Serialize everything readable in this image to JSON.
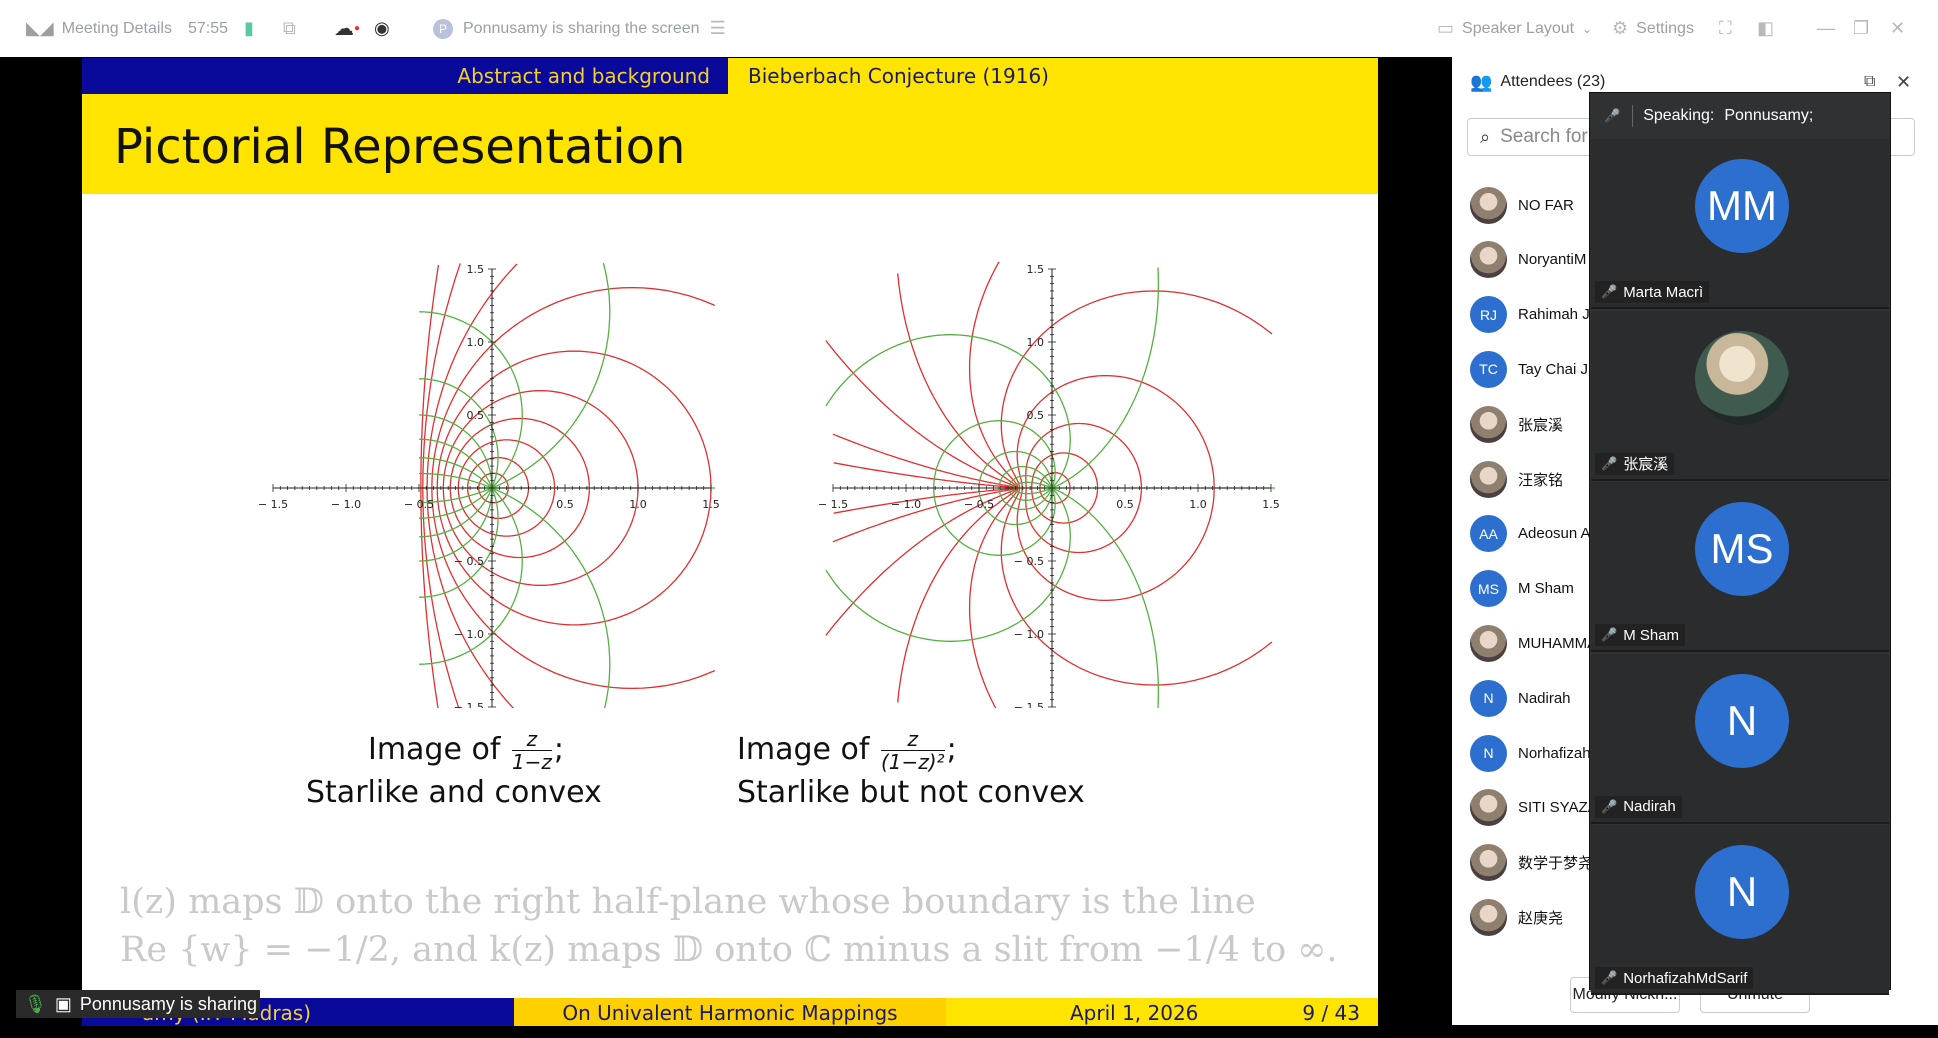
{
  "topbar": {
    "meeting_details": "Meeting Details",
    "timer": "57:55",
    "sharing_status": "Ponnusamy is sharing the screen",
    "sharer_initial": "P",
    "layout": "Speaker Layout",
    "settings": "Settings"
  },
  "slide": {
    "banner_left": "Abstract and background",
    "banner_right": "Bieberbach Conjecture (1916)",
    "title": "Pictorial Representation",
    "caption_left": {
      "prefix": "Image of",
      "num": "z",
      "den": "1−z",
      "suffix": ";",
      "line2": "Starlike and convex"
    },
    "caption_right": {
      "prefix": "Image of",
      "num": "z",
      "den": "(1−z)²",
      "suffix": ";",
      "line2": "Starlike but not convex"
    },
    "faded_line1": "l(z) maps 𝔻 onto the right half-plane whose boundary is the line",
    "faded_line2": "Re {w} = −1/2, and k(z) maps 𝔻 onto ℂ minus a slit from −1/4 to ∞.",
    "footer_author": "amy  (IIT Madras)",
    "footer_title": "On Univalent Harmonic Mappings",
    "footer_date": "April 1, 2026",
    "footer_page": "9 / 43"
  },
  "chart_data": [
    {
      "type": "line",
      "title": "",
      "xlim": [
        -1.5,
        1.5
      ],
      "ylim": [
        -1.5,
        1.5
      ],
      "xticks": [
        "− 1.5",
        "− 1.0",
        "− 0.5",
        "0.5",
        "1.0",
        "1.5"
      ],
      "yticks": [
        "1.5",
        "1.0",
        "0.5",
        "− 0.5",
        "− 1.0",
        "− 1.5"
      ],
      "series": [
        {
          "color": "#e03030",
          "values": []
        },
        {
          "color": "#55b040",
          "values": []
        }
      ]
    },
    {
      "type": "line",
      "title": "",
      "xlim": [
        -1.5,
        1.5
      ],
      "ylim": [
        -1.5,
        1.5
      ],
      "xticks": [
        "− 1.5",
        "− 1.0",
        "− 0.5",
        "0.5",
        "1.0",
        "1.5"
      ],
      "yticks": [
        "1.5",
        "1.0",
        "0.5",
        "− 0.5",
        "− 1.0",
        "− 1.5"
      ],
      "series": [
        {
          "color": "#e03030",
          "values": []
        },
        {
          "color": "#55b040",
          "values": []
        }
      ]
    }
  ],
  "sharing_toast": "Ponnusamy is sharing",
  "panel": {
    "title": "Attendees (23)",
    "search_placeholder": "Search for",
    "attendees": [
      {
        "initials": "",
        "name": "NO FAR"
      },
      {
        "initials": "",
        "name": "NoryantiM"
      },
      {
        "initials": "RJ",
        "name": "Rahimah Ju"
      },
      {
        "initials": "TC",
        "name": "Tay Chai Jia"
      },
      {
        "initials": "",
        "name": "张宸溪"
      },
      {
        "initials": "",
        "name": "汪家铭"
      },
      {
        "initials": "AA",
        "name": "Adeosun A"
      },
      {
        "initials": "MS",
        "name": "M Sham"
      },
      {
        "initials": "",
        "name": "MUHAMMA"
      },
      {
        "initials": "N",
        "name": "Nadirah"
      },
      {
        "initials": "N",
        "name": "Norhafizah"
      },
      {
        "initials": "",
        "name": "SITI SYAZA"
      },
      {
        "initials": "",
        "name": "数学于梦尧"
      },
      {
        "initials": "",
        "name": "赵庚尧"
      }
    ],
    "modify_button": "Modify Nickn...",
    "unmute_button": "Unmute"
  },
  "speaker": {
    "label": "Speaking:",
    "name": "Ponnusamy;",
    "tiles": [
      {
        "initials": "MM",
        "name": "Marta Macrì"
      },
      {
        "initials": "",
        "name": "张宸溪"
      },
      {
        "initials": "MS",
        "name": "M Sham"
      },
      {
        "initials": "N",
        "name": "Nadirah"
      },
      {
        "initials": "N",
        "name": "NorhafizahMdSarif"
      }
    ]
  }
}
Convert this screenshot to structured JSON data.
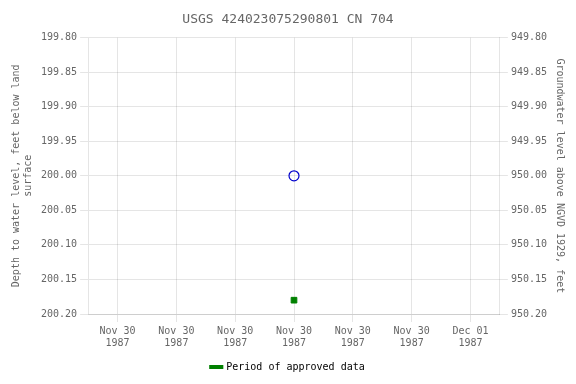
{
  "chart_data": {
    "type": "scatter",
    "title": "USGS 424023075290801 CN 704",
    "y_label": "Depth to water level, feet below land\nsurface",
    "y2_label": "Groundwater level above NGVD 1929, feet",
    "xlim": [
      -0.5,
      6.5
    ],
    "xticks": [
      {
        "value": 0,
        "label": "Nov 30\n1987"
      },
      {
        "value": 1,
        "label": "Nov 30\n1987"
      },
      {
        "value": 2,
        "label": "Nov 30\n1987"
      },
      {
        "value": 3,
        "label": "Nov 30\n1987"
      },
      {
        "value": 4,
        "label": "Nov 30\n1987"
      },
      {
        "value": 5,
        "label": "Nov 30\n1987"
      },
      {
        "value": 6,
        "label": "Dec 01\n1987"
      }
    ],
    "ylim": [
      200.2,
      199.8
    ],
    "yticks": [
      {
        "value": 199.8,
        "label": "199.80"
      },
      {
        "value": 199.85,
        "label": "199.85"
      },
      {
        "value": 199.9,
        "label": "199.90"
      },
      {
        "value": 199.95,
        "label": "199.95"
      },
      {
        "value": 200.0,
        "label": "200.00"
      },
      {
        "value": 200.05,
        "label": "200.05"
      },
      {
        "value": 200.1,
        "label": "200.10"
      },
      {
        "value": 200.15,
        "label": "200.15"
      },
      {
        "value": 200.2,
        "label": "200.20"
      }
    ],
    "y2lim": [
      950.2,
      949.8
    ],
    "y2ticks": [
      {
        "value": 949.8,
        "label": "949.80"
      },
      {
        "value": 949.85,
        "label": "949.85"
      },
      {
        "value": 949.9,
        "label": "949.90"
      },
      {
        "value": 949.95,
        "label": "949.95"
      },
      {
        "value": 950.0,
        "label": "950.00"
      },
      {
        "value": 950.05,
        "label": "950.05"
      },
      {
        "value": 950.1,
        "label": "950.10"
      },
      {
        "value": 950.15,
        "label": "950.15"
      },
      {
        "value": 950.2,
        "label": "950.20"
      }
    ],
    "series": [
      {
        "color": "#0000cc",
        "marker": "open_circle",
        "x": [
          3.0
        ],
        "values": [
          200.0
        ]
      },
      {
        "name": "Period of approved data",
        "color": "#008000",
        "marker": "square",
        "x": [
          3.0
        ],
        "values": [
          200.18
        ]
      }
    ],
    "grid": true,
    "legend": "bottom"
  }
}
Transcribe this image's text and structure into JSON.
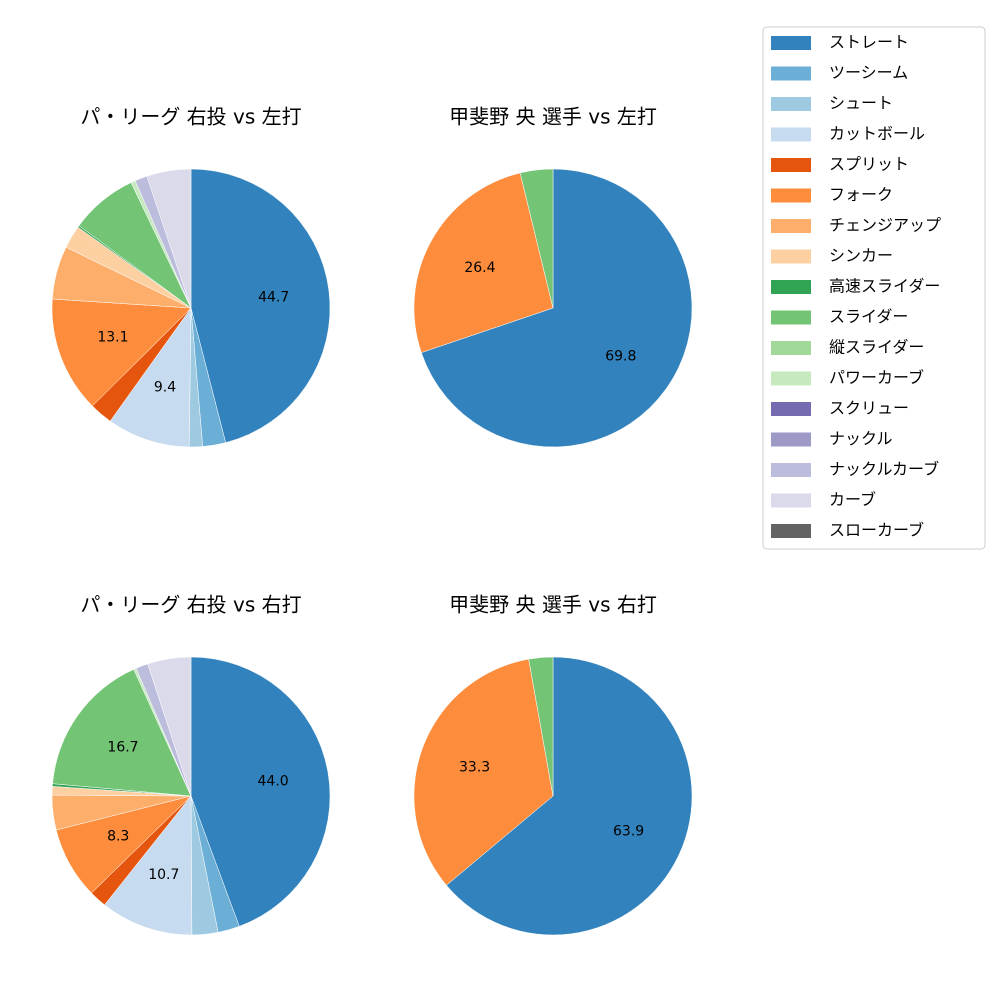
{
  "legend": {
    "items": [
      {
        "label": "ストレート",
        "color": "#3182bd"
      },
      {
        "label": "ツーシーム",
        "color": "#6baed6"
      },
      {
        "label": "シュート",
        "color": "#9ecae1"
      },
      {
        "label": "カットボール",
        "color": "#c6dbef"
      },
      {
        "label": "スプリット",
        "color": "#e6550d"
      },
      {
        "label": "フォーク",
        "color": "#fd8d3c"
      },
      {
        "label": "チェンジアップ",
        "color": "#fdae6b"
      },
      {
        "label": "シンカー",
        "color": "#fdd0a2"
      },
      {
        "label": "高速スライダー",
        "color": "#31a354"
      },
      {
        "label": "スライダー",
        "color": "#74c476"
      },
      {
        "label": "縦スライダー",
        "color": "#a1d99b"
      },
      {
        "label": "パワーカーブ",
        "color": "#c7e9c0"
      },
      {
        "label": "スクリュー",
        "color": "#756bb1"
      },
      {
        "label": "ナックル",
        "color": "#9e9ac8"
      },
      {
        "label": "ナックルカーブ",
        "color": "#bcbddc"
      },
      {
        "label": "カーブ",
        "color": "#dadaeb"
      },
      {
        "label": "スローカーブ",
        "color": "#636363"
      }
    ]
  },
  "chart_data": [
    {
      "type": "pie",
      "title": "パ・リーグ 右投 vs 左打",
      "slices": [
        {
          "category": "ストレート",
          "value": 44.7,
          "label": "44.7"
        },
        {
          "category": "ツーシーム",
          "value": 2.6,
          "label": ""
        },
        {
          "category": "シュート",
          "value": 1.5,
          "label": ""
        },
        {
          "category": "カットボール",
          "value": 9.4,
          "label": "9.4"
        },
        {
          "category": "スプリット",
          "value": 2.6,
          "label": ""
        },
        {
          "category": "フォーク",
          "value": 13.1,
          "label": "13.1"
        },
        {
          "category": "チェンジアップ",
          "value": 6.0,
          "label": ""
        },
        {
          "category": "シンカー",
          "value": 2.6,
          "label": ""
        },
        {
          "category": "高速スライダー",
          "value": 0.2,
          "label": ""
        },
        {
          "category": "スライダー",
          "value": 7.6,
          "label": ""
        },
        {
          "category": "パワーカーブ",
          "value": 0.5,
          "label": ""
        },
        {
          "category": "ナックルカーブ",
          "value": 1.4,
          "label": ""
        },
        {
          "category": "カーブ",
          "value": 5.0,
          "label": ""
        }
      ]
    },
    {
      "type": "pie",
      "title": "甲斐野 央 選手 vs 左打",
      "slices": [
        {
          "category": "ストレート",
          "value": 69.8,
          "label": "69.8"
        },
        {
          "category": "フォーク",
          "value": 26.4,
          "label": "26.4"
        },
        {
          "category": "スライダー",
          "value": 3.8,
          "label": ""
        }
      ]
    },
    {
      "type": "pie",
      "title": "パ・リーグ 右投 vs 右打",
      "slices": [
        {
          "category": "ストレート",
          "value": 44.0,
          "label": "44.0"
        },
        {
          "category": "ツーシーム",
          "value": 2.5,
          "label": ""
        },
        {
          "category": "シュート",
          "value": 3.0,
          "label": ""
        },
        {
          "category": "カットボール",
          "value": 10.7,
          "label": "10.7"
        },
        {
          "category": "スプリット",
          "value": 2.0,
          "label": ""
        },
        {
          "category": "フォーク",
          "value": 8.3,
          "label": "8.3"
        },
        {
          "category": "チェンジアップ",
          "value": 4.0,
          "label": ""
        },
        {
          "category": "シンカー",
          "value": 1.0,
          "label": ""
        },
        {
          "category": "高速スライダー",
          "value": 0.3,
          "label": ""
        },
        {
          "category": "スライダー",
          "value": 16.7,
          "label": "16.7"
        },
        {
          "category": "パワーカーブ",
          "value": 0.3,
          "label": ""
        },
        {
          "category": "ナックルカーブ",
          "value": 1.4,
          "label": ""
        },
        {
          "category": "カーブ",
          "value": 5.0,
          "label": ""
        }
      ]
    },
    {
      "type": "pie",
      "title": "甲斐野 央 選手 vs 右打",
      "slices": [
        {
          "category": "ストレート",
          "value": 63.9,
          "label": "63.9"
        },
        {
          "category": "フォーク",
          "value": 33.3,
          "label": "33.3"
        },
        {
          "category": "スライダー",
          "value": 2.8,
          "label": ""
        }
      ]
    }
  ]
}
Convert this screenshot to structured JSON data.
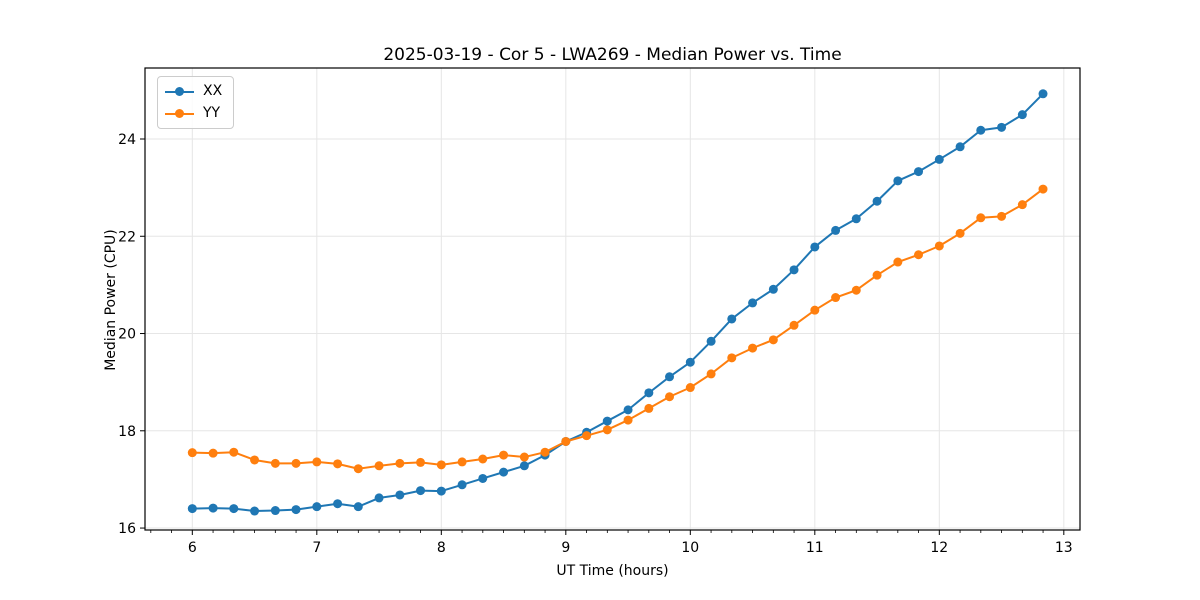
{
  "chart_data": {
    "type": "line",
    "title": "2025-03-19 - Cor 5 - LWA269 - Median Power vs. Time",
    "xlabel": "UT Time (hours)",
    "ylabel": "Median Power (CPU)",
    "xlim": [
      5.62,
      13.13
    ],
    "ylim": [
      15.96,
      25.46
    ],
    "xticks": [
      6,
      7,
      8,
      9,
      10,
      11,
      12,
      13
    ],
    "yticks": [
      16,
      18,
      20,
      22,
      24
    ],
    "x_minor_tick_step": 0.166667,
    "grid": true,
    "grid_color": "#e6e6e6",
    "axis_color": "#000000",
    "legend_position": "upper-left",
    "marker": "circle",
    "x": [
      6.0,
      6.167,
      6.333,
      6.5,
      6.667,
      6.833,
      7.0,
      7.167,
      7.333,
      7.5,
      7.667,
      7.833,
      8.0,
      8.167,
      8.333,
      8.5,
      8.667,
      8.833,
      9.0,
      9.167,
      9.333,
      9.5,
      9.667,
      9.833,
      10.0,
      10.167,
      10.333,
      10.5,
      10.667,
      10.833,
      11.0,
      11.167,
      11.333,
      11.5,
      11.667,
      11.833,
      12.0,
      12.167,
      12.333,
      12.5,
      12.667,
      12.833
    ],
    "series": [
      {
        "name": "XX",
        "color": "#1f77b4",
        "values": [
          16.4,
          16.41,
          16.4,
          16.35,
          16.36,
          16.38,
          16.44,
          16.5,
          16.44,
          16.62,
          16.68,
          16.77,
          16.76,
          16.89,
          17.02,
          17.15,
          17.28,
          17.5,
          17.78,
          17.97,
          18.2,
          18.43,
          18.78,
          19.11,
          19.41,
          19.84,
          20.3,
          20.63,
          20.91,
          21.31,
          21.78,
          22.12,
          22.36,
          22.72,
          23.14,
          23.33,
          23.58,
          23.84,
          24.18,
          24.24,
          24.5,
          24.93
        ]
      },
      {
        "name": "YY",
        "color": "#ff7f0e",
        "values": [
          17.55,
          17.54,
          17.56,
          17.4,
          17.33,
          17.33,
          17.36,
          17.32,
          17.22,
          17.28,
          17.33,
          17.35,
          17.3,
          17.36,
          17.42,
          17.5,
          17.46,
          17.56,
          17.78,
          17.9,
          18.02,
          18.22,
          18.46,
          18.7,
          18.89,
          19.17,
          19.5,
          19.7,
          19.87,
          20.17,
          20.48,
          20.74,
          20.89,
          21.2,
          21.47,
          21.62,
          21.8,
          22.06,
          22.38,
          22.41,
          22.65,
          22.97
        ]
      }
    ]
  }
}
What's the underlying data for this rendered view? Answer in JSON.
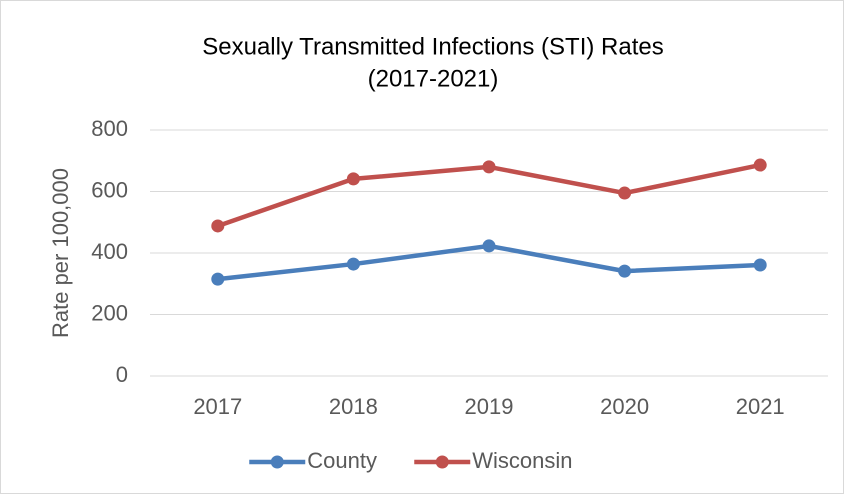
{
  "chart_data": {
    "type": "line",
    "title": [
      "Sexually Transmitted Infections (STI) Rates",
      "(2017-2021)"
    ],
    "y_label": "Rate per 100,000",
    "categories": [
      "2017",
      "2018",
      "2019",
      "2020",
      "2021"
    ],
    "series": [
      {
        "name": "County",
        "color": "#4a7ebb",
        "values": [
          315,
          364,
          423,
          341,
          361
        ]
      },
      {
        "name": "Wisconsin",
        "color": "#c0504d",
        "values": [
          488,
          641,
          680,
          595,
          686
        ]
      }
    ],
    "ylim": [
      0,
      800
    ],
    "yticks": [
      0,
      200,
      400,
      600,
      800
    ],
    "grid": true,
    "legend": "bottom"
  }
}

GIVEN REQUEST: Pull out and copy each line containing the string "Ponnusamy".

EXERCISE RESPONSE:
    "sharing_status": "Ponnusamy is sharing the screen",
  "sharing_toast": "Ponnusamy is sharing",
    "name": "Ponnusamy;",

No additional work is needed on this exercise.